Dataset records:
◇ ◇ ◇ ◇ ◇ ◇ ◇

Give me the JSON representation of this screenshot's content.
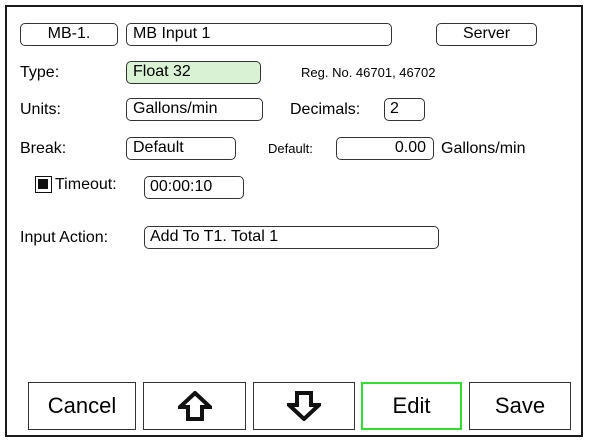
{
  "header": {
    "channel_label": "MB-1.",
    "name_value": "MB Input 1",
    "mode_label": "Server"
  },
  "type": {
    "label": "Type:",
    "value": "Float 32",
    "reg_info": "Reg. No. 46701, 46702"
  },
  "units": {
    "label": "Units:",
    "value": "Gallons/min",
    "decimals_label": "Decimals:",
    "decimals_value": "2"
  },
  "break": {
    "label": "Break:",
    "value": "Default",
    "default_label": "Default:",
    "default_value": "0.00",
    "default_units": "Gallons/min"
  },
  "timeout": {
    "checked": true,
    "label": "Timeout:",
    "value": "00:00:10"
  },
  "input_action": {
    "label": "Input Action:",
    "value": "Add To T1. Total 1"
  },
  "buttons": {
    "cancel": "Cancel",
    "up_icon": "arrow-up-icon",
    "down_icon": "arrow-down-icon",
    "edit": "Edit",
    "save": "Save"
  },
  "colors": {
    "type_field_bg": "#d9f2d4",
    "edit_button_border": "#33dd33"
  }
}
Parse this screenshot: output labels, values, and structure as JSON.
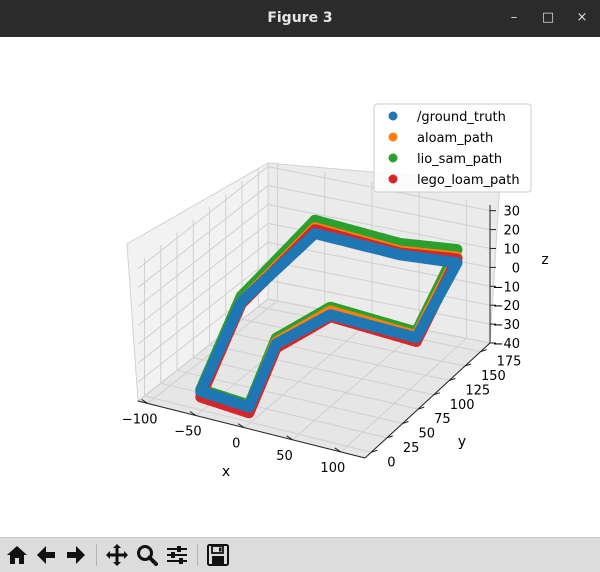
{
  "window": {
    "title": "Figure 3",
    "controls": {
      "minimize": "–",
      "maximize": "□",
      "close": "×"
    }
  },
  "toolbar": {
    "items": [
      "home-icon",
      "back-arrow-icon",
      "forward-arrow-icon",
      "pan-icon",
      "zoom-icon",
      "configure-subplots-icon",
      "save-icon"
    ]
  },
  "chart_data": {
    "type": "scatter",
    "projection": "3d",
    "xlabel": "x",
    "ylabel": "y",
    "zlabel": "z",
    "x_ticks": [
      -100,
      -50,
      0,
      50,
      100
    ],
    "y_ticks": [
      0,
      25,
      50,
      75,
      100,
      125,
      150,
      175
    ],
    "z_ticks": [
      30,
      20,
      10,
      0,
      -10,
      -20,
      -30,
      -40
    ],
    "xlim": [
      -110,
      125
    ],
    "ylim": [
      -10,
      190
    ],
    "zlim": [
      -40,
      33
    ],
    "grid": true,
    "legend_position": "top-right",
    "colors": [
      "#1f77b4",
      "#ff7f0e",
      "#2ca02c",
      "#d62728"
    ],
    "series": [
      {
        "name": "/ground_truth",
        "color": "#1f77b4",
        "x": [
          -5,
          -55,
          -70,
          -40,
          50,
          110,
          110,
          20,
          0,
          -5
        ],
        "y": [
          5,
          5,
          90,
          160,
          160,
          160,
          95,
          95,
          40,
          5
        ],
        "z": [
          -34,
          -32,
          -10,
          10,
          8,
          10,
          -10,
          -8,
          -10,
          -34
        ]
      },
      {
        "name": "aloam_path",
        "color": "#ff7f0e",
        "x": [
          -5,
          -55,
          -70,
          -40,
          50,
          110,
          110,
          20,
          0,
          -5
        ],
        "y": [
          5,
          5,
          90,
          160,
          160,
          160,
          95,
          95,
          40,
          5
        ],
        "z": [
          -35,
          -33,
          -10,
          13,
          10,
          13,
          -9,
          -6,
          -9,
          -35
        ]
      },
      {
        "name": "lio_sam_path",
        "color": "#2ca02c",
        "x": [
          -5,
          -55,
          -70,
          -40,
          50,
          110,
          110,
          20,
          0,
          -5
        ],
        "y": [
          5,
          5,
          90,
          160,
          160,
          160,
          95,
          95,
          40,
          5
        ],
        "z": [
          -33,
          -31,
          -7,
          17,
          14,
          17,
          -7,
          -4,
          -7,
          -33
        ]
      },
      {
        "name": "lego_loam_path",
        "color": "#d62728",
        "x": [
          -5,
          -55,
          -70,
          -40,
          50,
          110,
          110,
          20,
          0,
          -5
        ],
        "y": [
          5,
          5,
          90,
          160,
          160,
          160,
          95,
          95,
          40,
          5
        ],
        "z": [
          -37,
          -35,
          -11,
          12,
          9,
          12,
          -12,
          -9,
          -12,
          -37
        ]
      }
    ]
  }
}
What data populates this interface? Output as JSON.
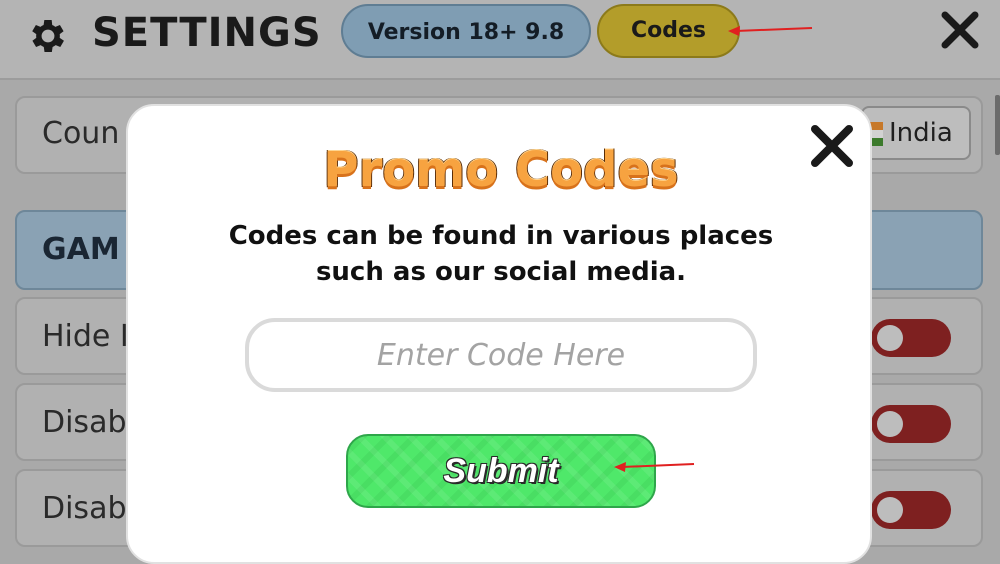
{
  "header": {
    "title": "SETTINGS",
    "version_label": "Version 18+ 9.8",
    "codes_label": "Codes"
  },
  "settings": {
    "country_label": "Coun",
    "country_value": "India",
    "section_title": "GAM",
    "rows": [
      {
        "label": "Hide I",
        "enabled": false
      },
      {
        "label": "Disab",
        "enabled": false
      },
      {
        "label": "Disab",
        "enabled": false
      }
    ]
  },
  "modal": {
    "title": "Promo Codes",
    "description_line1": "Codes can be found in various places",
    "description_line2": "such as our social media.",
    "input_placeholder": "Enter Code Here",
    "input_value": "",
    "submit_label": "Submit"
  },
  "colors": {
    "accent_orange": "#f7a340",
    "submit_green": "#4fe86a",
    "annotation_red": "#e02020",
    "toggle_off": "#c0392b"
  },
  "icons": [
    "gear-icon",
    "close-icon",
    "flag-icon",
    "arrow-annotation"
  ]
}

◇ ◇ ◇ ◇ ◇ ◇ ◇

Search the records for the word "Codes". Copy every line that has it.

Task answer:
    "codes_label": "Codes"
    "title": "Promo Codes",
    "description_line1": "Codes can be found in various places",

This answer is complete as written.